DATA EXCERPTS:
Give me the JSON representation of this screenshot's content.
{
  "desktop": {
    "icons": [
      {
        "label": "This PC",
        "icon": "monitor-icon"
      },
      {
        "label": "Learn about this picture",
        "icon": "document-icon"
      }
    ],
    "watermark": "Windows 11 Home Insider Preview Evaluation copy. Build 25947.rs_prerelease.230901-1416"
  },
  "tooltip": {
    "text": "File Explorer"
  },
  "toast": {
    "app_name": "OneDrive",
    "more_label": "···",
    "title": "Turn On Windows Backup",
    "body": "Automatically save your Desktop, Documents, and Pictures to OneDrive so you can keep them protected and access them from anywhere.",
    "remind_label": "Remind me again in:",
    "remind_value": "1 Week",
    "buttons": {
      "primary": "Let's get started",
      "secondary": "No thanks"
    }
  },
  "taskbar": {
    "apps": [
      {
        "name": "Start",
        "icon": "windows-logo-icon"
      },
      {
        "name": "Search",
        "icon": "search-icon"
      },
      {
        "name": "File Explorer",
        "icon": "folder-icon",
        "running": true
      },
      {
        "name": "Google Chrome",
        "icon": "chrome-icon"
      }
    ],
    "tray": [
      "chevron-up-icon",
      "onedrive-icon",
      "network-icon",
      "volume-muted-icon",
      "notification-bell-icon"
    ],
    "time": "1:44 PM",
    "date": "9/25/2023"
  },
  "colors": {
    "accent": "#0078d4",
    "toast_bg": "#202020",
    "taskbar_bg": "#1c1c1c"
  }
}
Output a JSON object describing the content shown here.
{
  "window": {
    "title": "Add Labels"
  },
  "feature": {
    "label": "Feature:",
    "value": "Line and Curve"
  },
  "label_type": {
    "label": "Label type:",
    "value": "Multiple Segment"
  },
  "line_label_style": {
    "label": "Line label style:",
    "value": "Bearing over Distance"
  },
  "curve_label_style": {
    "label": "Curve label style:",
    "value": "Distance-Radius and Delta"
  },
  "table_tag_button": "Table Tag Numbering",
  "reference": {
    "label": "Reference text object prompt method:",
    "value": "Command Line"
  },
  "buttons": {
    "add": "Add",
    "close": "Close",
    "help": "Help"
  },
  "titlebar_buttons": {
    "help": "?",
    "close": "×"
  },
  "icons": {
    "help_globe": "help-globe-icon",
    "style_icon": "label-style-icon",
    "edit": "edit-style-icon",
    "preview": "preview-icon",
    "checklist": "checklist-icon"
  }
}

WORK REQUIRED:
Reproduce the listing shown above in its entirety, exactly.

TASK RESPONSE:
Give me the JSON representation of this screenshot's content.
{
  "desktop": {
    "icons": [
      {
        "label": "This PC",
        "icon": "monitor-icon"
      },
      {
        "label": "Learn about this picture",
        "icon": "document-icon"
      }
    ],
    "watermark": "Windows 11 Home Insider Preview Evaluation copy. Build 25947.rs_prerelease.230901-1416"
  },
  "tooltip": {
    "text": "File Explorer"
  },
  "toast": {
    "app_name": "OneDrive",
    "more_label": "···",
    "title": "Turn On Windows Backup",
    "body": "Automatically save your Desktop, Documents, and Pictures to OneDrive so you can keep them protected and access them from anywhere.",
    "remind_label": "Remind me again in:",
    "remind_value": "1 Week",
    "buttons": {
      "primary": "Let's get started",
      "secondary": "No thanks"
    }
  },
  "taskbar": {
    "apps": [
      {
        "name": "Start",
        "icon": "windows-logo-icon"
      },
      {
        "name": "Search",
        "icon": "search-icon"
      },
      {
        "name": "File Explorer",
        "icon": "folder-icon",
        "running": true
      },
      {
        "name": "Google Chrome",
        "icon": "chrome-icon"
      }
    ],
    "tray": [
      "chevron-up-icon",
      "onedrive-icon",
      "network-icon",
      "volume-muted-icon",
      "notification-bell-icon"
    ],
    "time": "1:44 PM",
    "date": "9/25/2023"
  },
  "colors": {
    "accent": "#0078d4",
    "toast_bg": "#202020",
    "taskbar_bg": "#1c1c1c"
  }
}
Output a JSON object describing the content shown here.
{
  "window": {
    "title": "Add Labels"
  },
  "feature": {
    "label": "Feature:",
    "value": "Line and Curve"
  },
  "label_type": {
    "label": "Label type:",
    "value": "Multiple Segment"
  },
  "line_label_style": {
    "label": "Line label style:",
    "value": "Bearing over Distance"
  },
  "curve_label_style": {
    "label": "Curve label style:",
    "value": "Distance-Radius and Delta"
  },
  "table_tag_button": "Table Tag Numbering",
  "reference": {
    "label": "Reference text object prompt method:",
    "value": "Command Line"
  },
  "buttons": {
    "add": "Add",
    "close": "Close",
    "help": "Help"
  },
  "titlebar_buttons": {
    "help": "?",
    "close": "×"
  },
  "icons": {
    "help_globe": "help-globe-icon",
    "style_icon": "label-style-icon",
    "edit": "edit-style-icon",
    "preview": "preview-icon",
    "checklist": "checklist-icon"
  }
}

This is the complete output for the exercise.